Selected text START

Principal, Hertford College, Oxford University and chair of the Big Innovation Centre

Thursday 13 Mar 2014
Technology transforms the workplace

Technology transforms the workplace

At our recent Ceridian UK annual customer conference, attended by over 600 people, the theme was how technology is transforming the workplace, and we were lucky enough to have Tom Standage, digital editor of The Economist as a keynote speaker. 

For those of you that have not heard him, he’s great; he is one of those people who stretches your brain in many directions at once. Some of his themes were interesting, and showed a peek of how technology will impact how, where and when we work. 

For example, the number of desktop and laptop devices is now relatively constant; but the number of mobile devices has now outstripped them, and is continuing to grow fast. 

Previously, technology inside of work was better than technology you used at home. This is no longer the case; and this is causing pressure for employers to be more flexible: “Bring-your-own-device is the IT department’s Arab Spring” was one of his more amusing quotes. If your software cannot use these new devices, then it is increasingly becoming outdated and useless.

Selected text END
Records START

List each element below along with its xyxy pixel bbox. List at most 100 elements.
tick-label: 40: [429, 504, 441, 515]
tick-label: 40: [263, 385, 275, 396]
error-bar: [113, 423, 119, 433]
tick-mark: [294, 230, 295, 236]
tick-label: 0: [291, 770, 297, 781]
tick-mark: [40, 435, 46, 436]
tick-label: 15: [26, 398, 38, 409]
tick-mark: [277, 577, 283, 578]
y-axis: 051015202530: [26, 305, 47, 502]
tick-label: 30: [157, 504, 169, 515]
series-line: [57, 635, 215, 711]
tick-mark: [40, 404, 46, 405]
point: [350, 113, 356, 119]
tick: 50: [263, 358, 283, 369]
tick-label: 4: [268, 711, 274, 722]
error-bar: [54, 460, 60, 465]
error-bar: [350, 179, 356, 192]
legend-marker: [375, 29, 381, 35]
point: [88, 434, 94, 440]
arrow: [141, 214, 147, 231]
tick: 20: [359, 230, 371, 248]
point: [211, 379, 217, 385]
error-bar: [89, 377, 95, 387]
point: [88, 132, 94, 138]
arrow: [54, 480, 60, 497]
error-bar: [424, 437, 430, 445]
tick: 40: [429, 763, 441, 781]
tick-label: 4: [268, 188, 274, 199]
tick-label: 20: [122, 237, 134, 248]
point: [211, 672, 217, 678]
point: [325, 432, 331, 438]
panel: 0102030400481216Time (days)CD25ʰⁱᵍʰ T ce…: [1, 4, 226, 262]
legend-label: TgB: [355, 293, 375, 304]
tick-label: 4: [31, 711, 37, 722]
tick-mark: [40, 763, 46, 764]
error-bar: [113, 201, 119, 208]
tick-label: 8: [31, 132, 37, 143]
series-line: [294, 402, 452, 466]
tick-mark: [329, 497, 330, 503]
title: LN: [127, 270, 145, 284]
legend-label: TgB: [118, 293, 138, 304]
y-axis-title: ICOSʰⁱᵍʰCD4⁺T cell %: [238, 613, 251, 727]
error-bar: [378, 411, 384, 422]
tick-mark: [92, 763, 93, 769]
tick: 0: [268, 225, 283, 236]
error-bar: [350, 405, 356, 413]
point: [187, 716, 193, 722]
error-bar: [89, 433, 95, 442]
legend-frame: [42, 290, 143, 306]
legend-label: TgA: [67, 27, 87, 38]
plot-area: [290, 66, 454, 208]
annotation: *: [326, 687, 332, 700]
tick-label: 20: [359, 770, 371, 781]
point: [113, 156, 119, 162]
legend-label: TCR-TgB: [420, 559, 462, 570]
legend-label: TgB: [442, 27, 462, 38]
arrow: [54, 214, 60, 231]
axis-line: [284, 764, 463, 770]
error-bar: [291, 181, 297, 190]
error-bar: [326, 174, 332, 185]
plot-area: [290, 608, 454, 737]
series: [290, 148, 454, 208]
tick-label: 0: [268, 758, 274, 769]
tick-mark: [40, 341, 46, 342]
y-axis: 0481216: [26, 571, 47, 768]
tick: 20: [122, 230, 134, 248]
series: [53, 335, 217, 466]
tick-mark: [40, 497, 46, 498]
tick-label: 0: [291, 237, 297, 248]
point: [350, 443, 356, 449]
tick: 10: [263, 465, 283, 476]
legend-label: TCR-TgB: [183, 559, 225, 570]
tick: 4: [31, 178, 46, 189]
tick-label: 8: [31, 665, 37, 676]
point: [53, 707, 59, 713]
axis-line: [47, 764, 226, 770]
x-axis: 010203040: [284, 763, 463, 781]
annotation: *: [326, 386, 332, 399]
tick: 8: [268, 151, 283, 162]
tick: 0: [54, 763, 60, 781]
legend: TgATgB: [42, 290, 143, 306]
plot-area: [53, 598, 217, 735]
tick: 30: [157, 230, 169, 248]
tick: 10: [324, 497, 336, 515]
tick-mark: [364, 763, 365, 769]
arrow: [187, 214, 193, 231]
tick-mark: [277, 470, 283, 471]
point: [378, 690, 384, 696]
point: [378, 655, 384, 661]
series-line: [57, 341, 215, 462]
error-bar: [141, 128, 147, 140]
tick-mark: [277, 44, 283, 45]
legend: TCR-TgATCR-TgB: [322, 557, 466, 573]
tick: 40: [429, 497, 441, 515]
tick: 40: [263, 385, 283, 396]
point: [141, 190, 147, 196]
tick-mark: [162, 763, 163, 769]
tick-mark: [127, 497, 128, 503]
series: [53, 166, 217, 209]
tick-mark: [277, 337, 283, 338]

Records END

__How to complete this task__.
Carry on the post about technology transforming the workplace from its last sentence.

__Expected answer__.
Increasingly people will not want to work with an employer whose infrastructure and tools are simply “old”. The most interesting thought for me was one on the pace of change, and how the workplace of the future might look in 20 years. 

Some recent research shows the likelihood of certain jobs not existing in a couple of decades, as a result of technology automating or replacing activities. The obvious jobs most likely to be replaced were those involving repeatable or low value activities. 

Less obvious was the pace of intelligent technology advancement, taking automation into roles involving even moderately complex standardisable tasks. This includes many jobs in customer service and even sales. Those jobs where high levels of complex judgement or creativity exist, such as senior management roles, are likely to remain. 

The questions these trends pose need us to think how we prepare our workforces and our companies for these changes, and how fast we drive that change. However we look at it, technology will drive change and shape our workforces, and will demand faster pace of reorganisation and redeployment of people. 

This drives a premium for those colleagues more adapted and adaptable to change; so how do we bend our workforces to have those skills in greater abundance by developing, hiring and exiting policies? 

One thing is for sure; if the pace of change inside your organisation is slower than the pace of change outside your organisation, then trouble is coming.